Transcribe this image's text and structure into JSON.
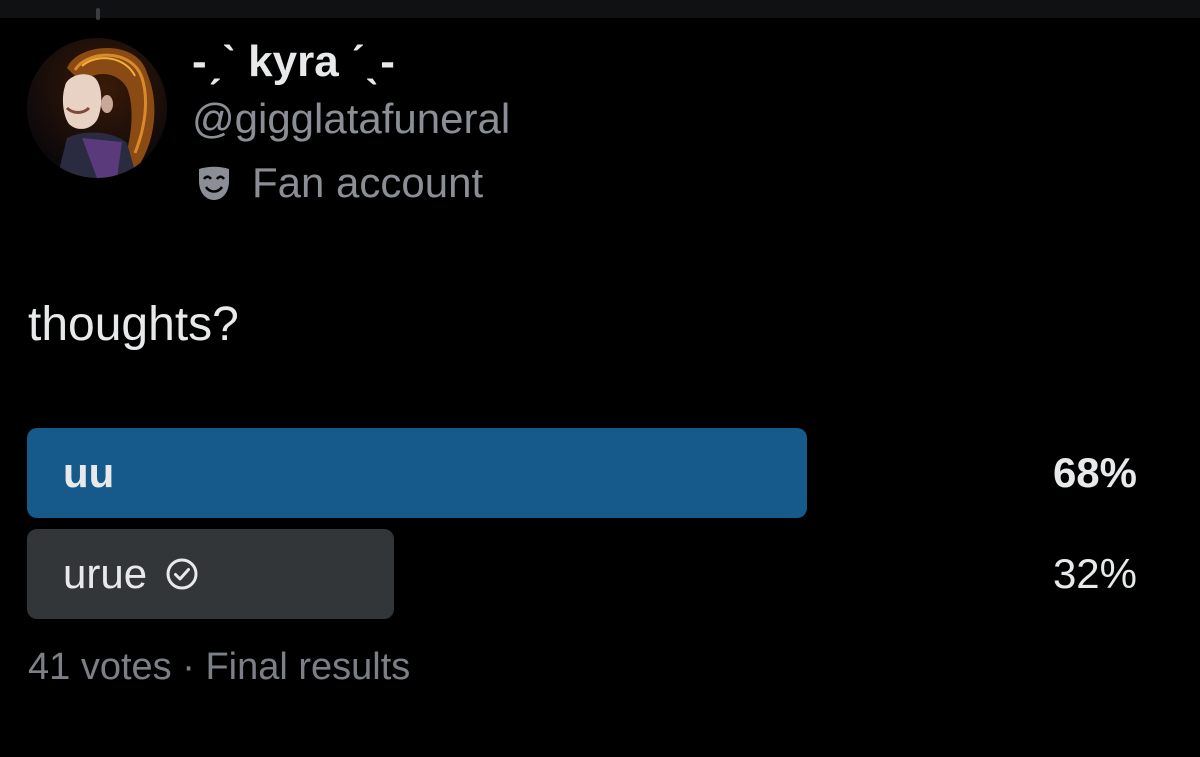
{
  "author": {
    "display_name": "-ˏˋ kyra ˊˎ-",
    "handle": "@gigglatafuneral",
    "label_icon": "theater-mask-icon",
    "label_text": "Fan account"
  },
  "post": {
    "text": "thoughts?"
  },
  "poll": {
    "options": [
      {
        "label": "uu",
        "percent_text": "68%",
        "share": 0.68,
        "winner": true,
        "bar_color": "#155a8a"
      },
      {
        "label": "urue",
        "percent_text": "32%",
        "share": 0.32,
        "winner": false,
        "bar_color": "#333639",
        "icon": "check-circle-icon"
      }
    ],
    "votes": "41 votes",
    "separator": "·",
    "status": "Final results"
  },
  "colors": {
    "background": "#000000",
    "text_primary": "#e7e9ea",
    "text_secondary": "#8b8f95",
    "winner_bar": "#155a8a",
    "other_bar": "#333639"
  }
}
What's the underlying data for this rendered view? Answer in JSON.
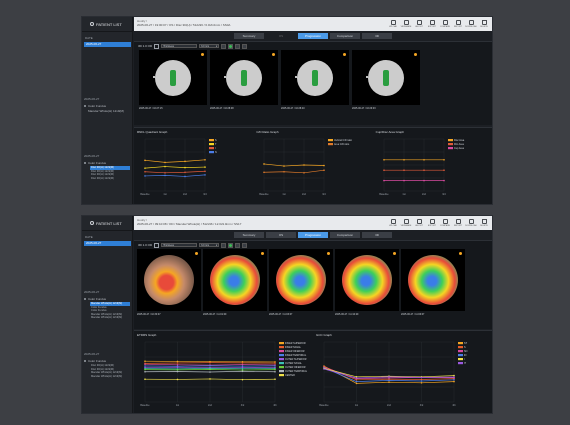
{
  "w1": {
    "sidebar": {
      "title": "PATIENT LIST",
      "date_label": "DATE",
      "date_selected": "2025-06-27",
      "groups": [
        {
          "date": "2025-06-27",
          "categories": [
            {
              "label": "Color Fundus",
              "scans": []
            },
            {
              "label": "Macular Whole(H) 12x9(M)",
              "scans": []
            }
          ]
        },
        {
          "date": "2025-06-27",
          "categories": [
            {
              "label": "Color Fundus",
              "scans": [
                {
                  "label": "Disc 3D(H) 12x9(M)",
                  "selected": true
                },
                {
                  "label": "Disc 3D(H) 12x9(M)",
                  "selected": false
                },
                {
                  "label": "Disc 3D(H) 12x9(M)",
                  "selected": false
                },
                {
                  "label": "Disc 3D(H) 12x9(M)",
                  "selected": false
                }
              ]
            }
          ]
        }
      ]
    },
    "breadcrumb": {
      "line1": "Hoolly /",
      "line2": "2025-06-27 / 19:00:07 / OS / Disc 3D(H) / 512x96 / 6.0x6.0mm / SS0A"
    },
    "toolbar": [
      "UPLOAD",
      "VIEWHARE",
      "LAYOUT",
      "EXPORT",
      "COMPARE",
      "REPORT",
      "DOWNLOAD",
      "DELETE"
    ],
    "tabs": [
      {
        "label": "Summary",
        "active": false
      },
      {
        "label": "OS",
        "active": false
      },
      {
        "label": "Progression",
        "active": true
      },
      {
        "label": "Comparison",
        "active": false
      },
      {
        "label": "3D",
        "active": false
      }
    ],
    "panel": {
      "label": "3D 1.0 OD",
      "select_label": "Thickness",
      "select_value": "6.0 mm"
    },
    "thumbs": [
      {
        "caption": "2025-06-27 / 16:27:15"
      },
      {
        "caption": "2025-06-27 / 16:28:08"
      },
      {
        "caption": "2025-06-27 / 16:28:40"
      },
      {
        "caption": "2025-06-27 / 16:29:03"
      }
    ],
    "charts": [
      {
        "title": "RNFL Quadrant Graph",
        "x": [
          "Baseline",
          "1st",
          "2nd",
          "3rd"
        ],
        "ylim": [
          0,
          200
        ],
        "series": [
          {
            "name": "S",
            "color": "#f5a623",
            "values": [
              118,
              110,
              114,
              120
            ]
          },
          {
            "name": "T",
            "color": "#f5d623",
            "values": [
              88,
              94,
              90,
              92
            ]
          },
          {
            "name": "I",
            "color": "#e05a3a",
            "values": [
              74,
              70,
              72,
              76
            ]
          },
          {
            "name": "N",
            "color": "#4b7de8",
            "values": [
              58,
              60,
              56,
              62
            ]
          }
        ]
      },
      {
        "title": "C/D Ratio Graph",
        "x": [
          "Baseline",
          "1st",
          "2nd",
          "3rd"
        ],
        "ylim": [
          0,
          1
        ],
        "series": [
          {
            "name": "Vertical C/D ratio",
            "color": "#f5a623",
            "values": [
              0.52,
              0.48,
              0.5,
              0.49
            ]
          },
          {
            "name": "Area C/D ratio",
            "color": "#e07a2a",
            "values": [
              0.36,
              0.37,
              0.35,
              0.4
            ]
          }
        ]
      },
      {
        "title": "Cup/Disc Area Graph",
        "x": [
          "Baseline",
          "1st",
          "2nd",
          "3rd"
        ],
        "ylim": [
          0,
          3
        ],
        "series": [
          {
            "name": "Disc Area",
            "color": "#f5a623",
            "values": [
              1.8,
              1.8,
              1.8,
              1.8
            ]
          },
          {
            "name": "Rim Area",
            "color": "#e05a3a",
            "values": [
              1.2,
              1.2,
              1.2,
              1.2
            ]
          },
          {
            "name": "Cup Area",
            "color": "#d94aa0",
            "values": [
              0.6,
              0.6,
              0.6,
              0.6
            ]
          }
        ]
      }
    ]
  },
  "w2": {
    "sidebar": {
      "title": "PATIENT LIST",
      "date_label": "DATE",
      "date_selected": "2025-06-27",
      "groups": [
        {
          "date": "2025-06-27",
          "categories": [
            {
              "label": "Color Fundus",
              "scans": [
                {
                  "label": "Macular Whole(H) 12x9(M)",
                  "selected": true
                },
                {
                  "label": "Color Fundus",
                  "selected": false
                },
                {
                  "label": "Color Fundus",
                  "selected": false
                },
                {
                  "label": "Macular Whole(H) 12x9(M)",
                  "selected": false
                },
                {
                  "label": "Macular Whole(H) 12x9(M)",
                  "selected": false
                }
              ]
            }
          ]
        },
        {
          "date": "2025-06-27",
          "categories": [
            {
              "label": "Color Fundus",
              "scans": [
                {
                  "label": "Disc 3D(H) 12x9(M)",
                  "selected": false
                },
                {
                  "label": "Disc 3D(H) 12x9(M)",
                  "selected": false
                },
                {
                  "label": "Macular Whole(H) 12x9(M)",
                  "selected": false
                },
                {
                  "label": "Macular Whole(H) 12x9(M)",
                  "selected": false
                }
              ]
            }
          ]
        }
      ]
    },
    "breadcrumb": {
      "line1": "Hoolly /",
      "line2": "2025-06-27 / 09:10:08 / OD / Macular Whole(H) / 512x96 / 12.0x9.0mm / SS17"
    },
    "toolbar": [
      "UPLOAD",
      "VIEWHARE",
      "LAYOUT",
      "EXPORT",
      "COMPARE",
      "REPORT",
      "DOWNLOAD",
      "DELETE"
    ],
    "tabs": [
      {
        "label": "Summary",
        "active": false
      },
      {
        "label": "OS",
        "active": false
      },
      {
        "label": "Progression",
        "active": true
      },
      {
        "label": "Comparison",
        "active": false
      },
      {
        "label": "3D",
        "active": false
      }
    ],
    "panel": {
      "label": "3D 1.0 OD",
      "select_label": "Thickness",
      "select_value": "6.0 mm"
    },
    "thumbs": [
      {
        "caption": "2025-06-27 / 10:30:07"
      },
      {
        "caption": "2025-06-27 / 11:01:09"
      },
      {
        "caption": "2025-06-27 / 11:03:07"
      },
      {
        "caption": "2025-06-27 / 11:10:29"
      },
      {
        "caption": "2025-06-27 / 11:06:07"
      }
    ],
    "charts": [
      {
        "title": "ETDRS Graph",
        "x": [
          "Baseline",
          "1st",
          "2nd",
          "3rd",
          "4th"
        ],
        "ylim": [
          0,
          500
        ],
        "series": [
          {
            "name": "INNER SUPERIOR",
            "color": "#f5a623",
            "values": [
              340,
              338,
              336,
              335,
              334
            ]
          },
          {
            "name": "INNER NASAL",
            "color": "#e85d2a",
            "values": [
              322,
              325,
              328,
              326,
              324
            ]
          },
          {
            "name": "INNER INFERIOR",
            "color": "#d94aa0",
            "values": [
              315,
              310,
              308,
              312,
              309
            ]
          },
          {
            "name": "INNER TEMPORAL",
            "color": "#4b7de8",
            "values": [
              300,
              298,
              302,
              299,
              301
            ]
          },
          {
            "name": "OUTER SUPERIOR",
            "color": "#9b59e0",
            "values": [
              288,
              290,
              286,
              289,
              287
            ]
          },
          {
            "name": "OUTER NASAL",
            "color": "#3cc1b4",
            "values": [
              278,
              276,
              280,
              277,
              279
            ]
          },
          {
            "name": "OUTER INFERIOR",
            "color": "#6dcf3e",
            "values": [
              270,
              268,
              272,
              266,
              270
            ]
          },
          {
            "name": "OUTER TEMPORAL",
            "color": "#b0b6be",
            "values": [
              252,
              254,
              250,
              256,
              252
            ]
          },
          {
            "name": "CENTER",
            "color": "#f0e24a",
            "values": [
              190,
              188,
              192,
              186,
              190
            ]
          }
        ]
      },
      {
        "title": "GCC Graph",
        "x": [
          "Baseline",
          "1st",
          "2nd",
          "3rd",
          "4th"
        ],
        "ylim": [
          0,
          200
        ],
        "series": [
          {
            "name": "ST",
            "color": "#f5a623",
            "values": [
              120,
              62,
              66,
              64,
              68
            ]
          },
          {
            "name": "S",
            "color": "#e85d2a",
            "values": [
              118,
              74,
              76,
              75,
              78
            ]
          },
          {
            "name": "SN",
            "color": "#d94aa0",
            "values": [
              116,
              78,
              80,
              82,
              81
            ]
          },
          {
            "name": "IN",
            "color": "#4b7de8",
            "values": [
              114,
              68,
              72,
              70,
              74
            ]
          },
          {
            "name": "I",
            "color": "#f0e24a",
            "values": [
              112,
              84,
              86,
              84,
              88
            ]
          },
          {
            "name": "IT",
            "color": "#9b59e0",
            "values": [
              110,
              80,
              84,
              82,
              83
            ]
          }
        ]
      }
    ]
  }
}
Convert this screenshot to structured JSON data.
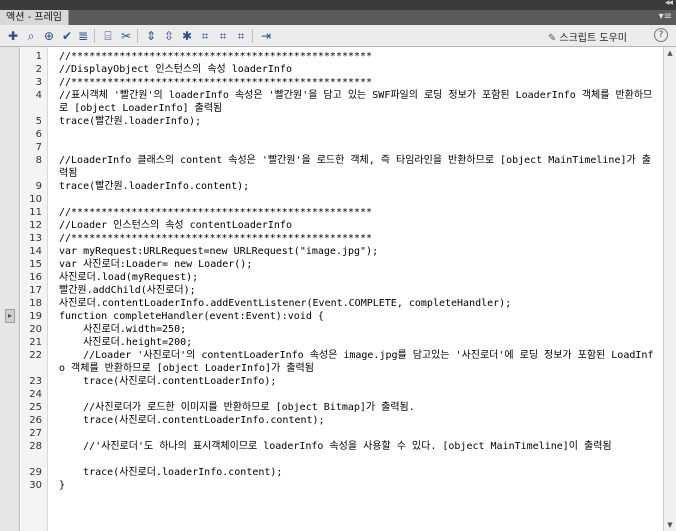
{
  "panel": {
    "tab_label": "액션 - 프레임"
  },
  "toolbar": {
    "script_assist_label": "스크립트 도우미"
  },
  "code_lines": [
    {
      "n": "1",
      "t": "//**************************************************",
      "cls": "c-comment"
    },
    {
      "n": "2",
      "t": "//DisplayObject 인스턴스의 속성 loaderInfo",
      "cls": "c-comment"
    },
    {
      "n": "3",
      "t": "//**************************************************",
      "cls": "c-comment"
    },
    {
      "n": "4",
      "t": "//표시객체 '빨간원'의 loaderInfo 속성은 '빨간원'을 담고 있는 SWF파일의 로딩 정보가 포함된 LoaderInfo 객체를 반환하므로 [object LoaderInfo] 출력됨",
      "cls": "c-comment",
      "wrap": true
    },
    {
      "n": "5",
      "t": "trace(빨간원.loaderInfo);",
      "cls": ""
    },
    {
      "n": "6",
      "t": "",
      "cls": ""
    },
    {
      "n": "7",
      "t": "",
      "cls": ""
    },
    {
      "n": "8",
      "t": "//LoaderInfo 클래스의 content 속성은 '빨간원'을 로드한 객체, 즉 타임라인을 반환하므로 [object MainTimeline]가 출력됨",
      "cls": "c-comment",
      "wrap": true
    },
    {
      "n": "9",
      "t": "trace(빨간원.loaderInfo.content);",
      "cls": ""
    },
    {
      "n": "10",
      "t": "",
      "cls": ""
    },
    {
      "n": "11",
      "t": "//**************************************************",
      "cls": "c-comment"
    },
    {
      "n": "12",
      "t": "//Loader 인스턴스의 속성 contentLoaderInfo",
      "cls": "c-comment"
    },
    {
      "n": "13",
      "t": "//**************************************************",
      "cls": "c-comment"
    },
    {
      "n": "14",
      "t": "var myRequest:URLRequest=new URLRequest(\"image.jpg\");",
      "cls": ""
    },
    {
      "n": "15",
      "t": "var 사진로더:Loader= new Loader();",
      "cls": ""
    },
    {
      "n": "16",
      "t": "사진로더.load(myRequest);",
      "cls": ""
    },
    {
      "n": "17",
      "t": "빨간원.addChild(사진로더);",
      "cls": ""
    },
    {
      "n": "18",
      "t": "사진로더.contentLoaderInfo.addEventListener(Event.COMPLETE, completeHandler);",
      "cls": ""
    },
    {
      "n": "19",
      "t": "function completeHandler(event:Event):void {",
      "cls": ""
    },
    {
      "n": "20",
      "t": "    사진로더.width=250;",
      "cls": ""
    },
    {
      "n": "21",
      "t": "    사진로더.height=200;",
      "cls": ""
    },
    {
      "n": "22",
      "t": "    //Loader '사진로더'의 contentLoaderInfo 속성은 image.jpg를 담고있는 '사진로더'에 로딩 정보가 포함된 LoadInfo 객체를 반환하므로 [object LoaderInfo]가 출력됨",
      "cls": "c-comment",
      "wrap": true
    },
    {
      "n": "23",
      "t": "    trace(사진로더.contentLoaderInfo);",
      "cls": ""
    },
    {
      "n": "24",
      "t": "",
      "cls": ""
    },
    {
      "n": "25",
      "t": "    //사진로더가 로드한 이미지를 반환하므로 [object Bitmap]가 출력됨.",
      "cls": "c-comment"
    },
    {
      "n": "26",
      "t": "    trace(사진로더.contentLoaderInfo.content);",
      "cls": ""
    },
    {
      "n": "27",
      "t": "",
      "cls": ""
    },
    {
      "n": "28",
      "t": "    //'사진로더'도 하나의 표시객체이므로 loaderInfo 속성을 사용할 수 있다. [object MainTimeline]이 출력됨",
      "cls": "c-comment",
      "wrap": true
    },
    {
      "n": "29",
      "t": "    trace(사진로더.loaderInfo.content);",
      "cls": ""
    },
    {
      "n": "30",
      "t": "}",
      "cls": ""
    }
  ]
}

--

_What you are asked to do_: Find the word "this" and list each line it appears in.

_Exercise answer_:
Transcribe this image's text and structure into JSON.
What's the underlying data for this rendered view? Answer in JSON.
Convert this screenshot to structured JSON data.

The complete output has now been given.